# [WHAT YOU ARE ASKED TO DO]
Below are records to transcribe exactly, without their pictures.

───── SUPPLIED MATERIAL ─────

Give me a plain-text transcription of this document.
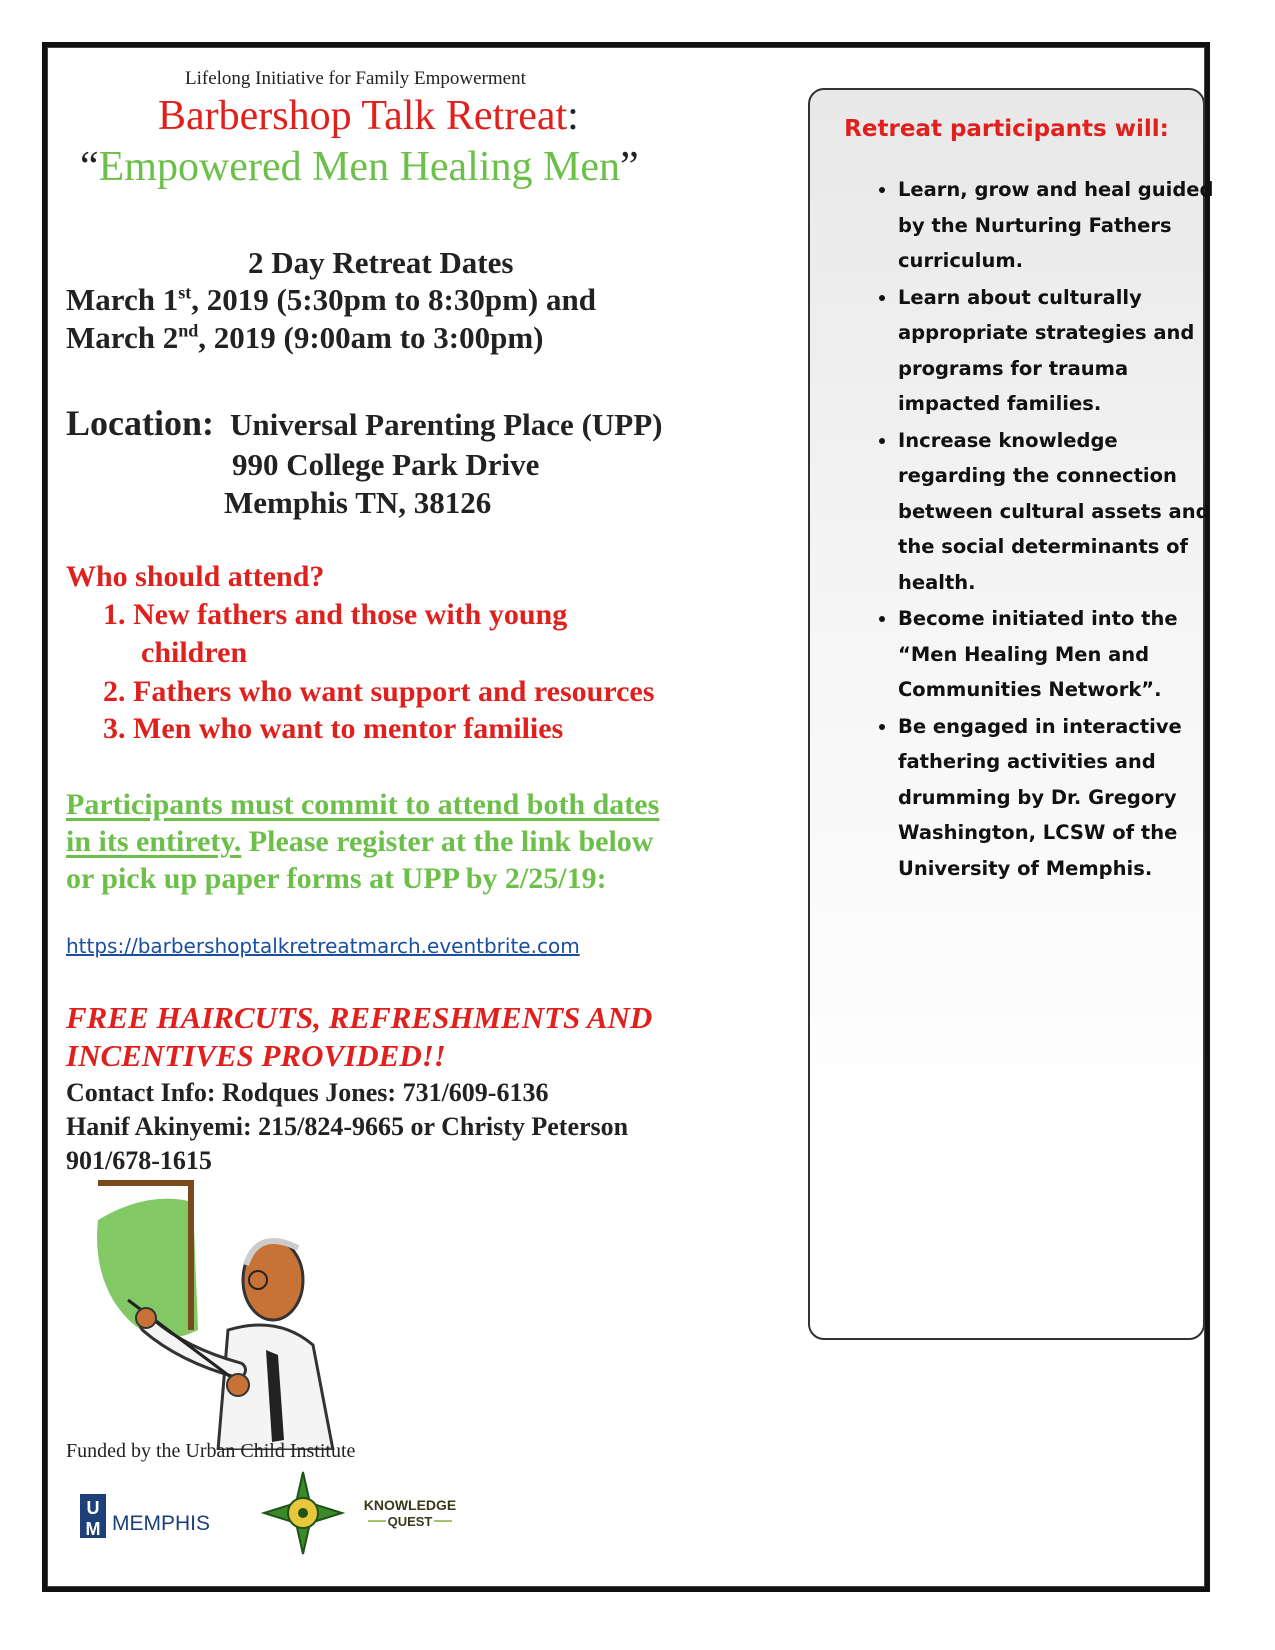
Lifelong Initiative for Family Empowerment
Barbershop Talk Retreat:
“Empowered Men Healing Men”
2 Day Retreat Dates
March 1st, 2019 (5:30pm to 8:30pm) and
March 2nd, 2019 (9:00am to 3:00pm)
Location: Universal Parenting Place (UPP)
990 College Park Drive
Memphis TN, 38126
Who should attend?
1. New fathers and those with young
children
2. Fathers who want support and resources
3. Men who want to mentor families
Participants must commit to attend both dates
in its entirety. Please register at the link below
or pick up paper forms at UPP by 2/25/19:
https://barbershoptalkretreatmarch.eventbrite.com
FREE HAIRCUTS, REFRESHMENTS AND
INCENTIVES PROVIDED!!
Contact Info: Rodques Jones: 731/609-6136
Hanif Akinyemi: 215/824-9665 or Christy Peterson
901/678-1615
Funded by the Urban Child Institute
U
M MEMPHIS
KNOWLEDGE
QUEST
Retreat participants will:
• Learn, grow and heal guided by the Nurturing Fathers curriculum.
• Learn about culturally appropriate strategies and programs for trauma impacted families.
• Increase knowledge regarding the connection between cultural assets and the social determinants of health.
• Become initiated into the “Men Healing Men and Communities Network”.
• Be engaged in interactive fathering activities and drumming by Dr. Gregory Washington, LCSW of the University of Memphis.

─────

# [EXERCISE RESPONSE]
Give me a plain-text transcription of this document.
Lifelong Initiative for Family Empowerment
Barbershop Talk Retreat:
“Empowered Men Healing Men”
2 Day Retreat Dates
March 1st, 2019 (5:30pm to 8:30pm) and
March 2nd, 2019 (9:00am to 3:00pm)
Location: Universal Parenting Place (UPP)
990 College Park Drive
Memphis TN, 38126
Who should attend?
1. New fathers and those with young
children
2. Fathers who want support and resources
3. Men who want to mentor families
Participants must commit to attend both dates
in its entirety. Please register at the link below
or pick up paper forms at UPP by 2/25/19:
https://barbershoptalkretreatmarch.eventbrite.com
FREE HAIRCUTS, REFRESHMENTS AND
INCENTIVES PROVIDED!!
Contact Info: Rodques Jones: 731/609-6136
Hanif Akinyemi: 215/824-9665 or Christy Peterson
901/678-1615
Funded by the Urban Child Institute
U
M MEMPHIS
KNOWLEDGE
QUEST
Retreat participants will:
• Learn, grow and heal guided by the Nurturing Fathers curriculum.
• Learn about culturally appropriate strategies and programs for trauma impacted families.
• Increase knowledge regarding the connection between cultural assets and the social determinants of health.
• Become initiated into the “Men Healing Men and Communities Network”.
• Be engaged in interactive fathering activities and drumming by Dr. Gregory Washington, LCSW of the University of Memphis.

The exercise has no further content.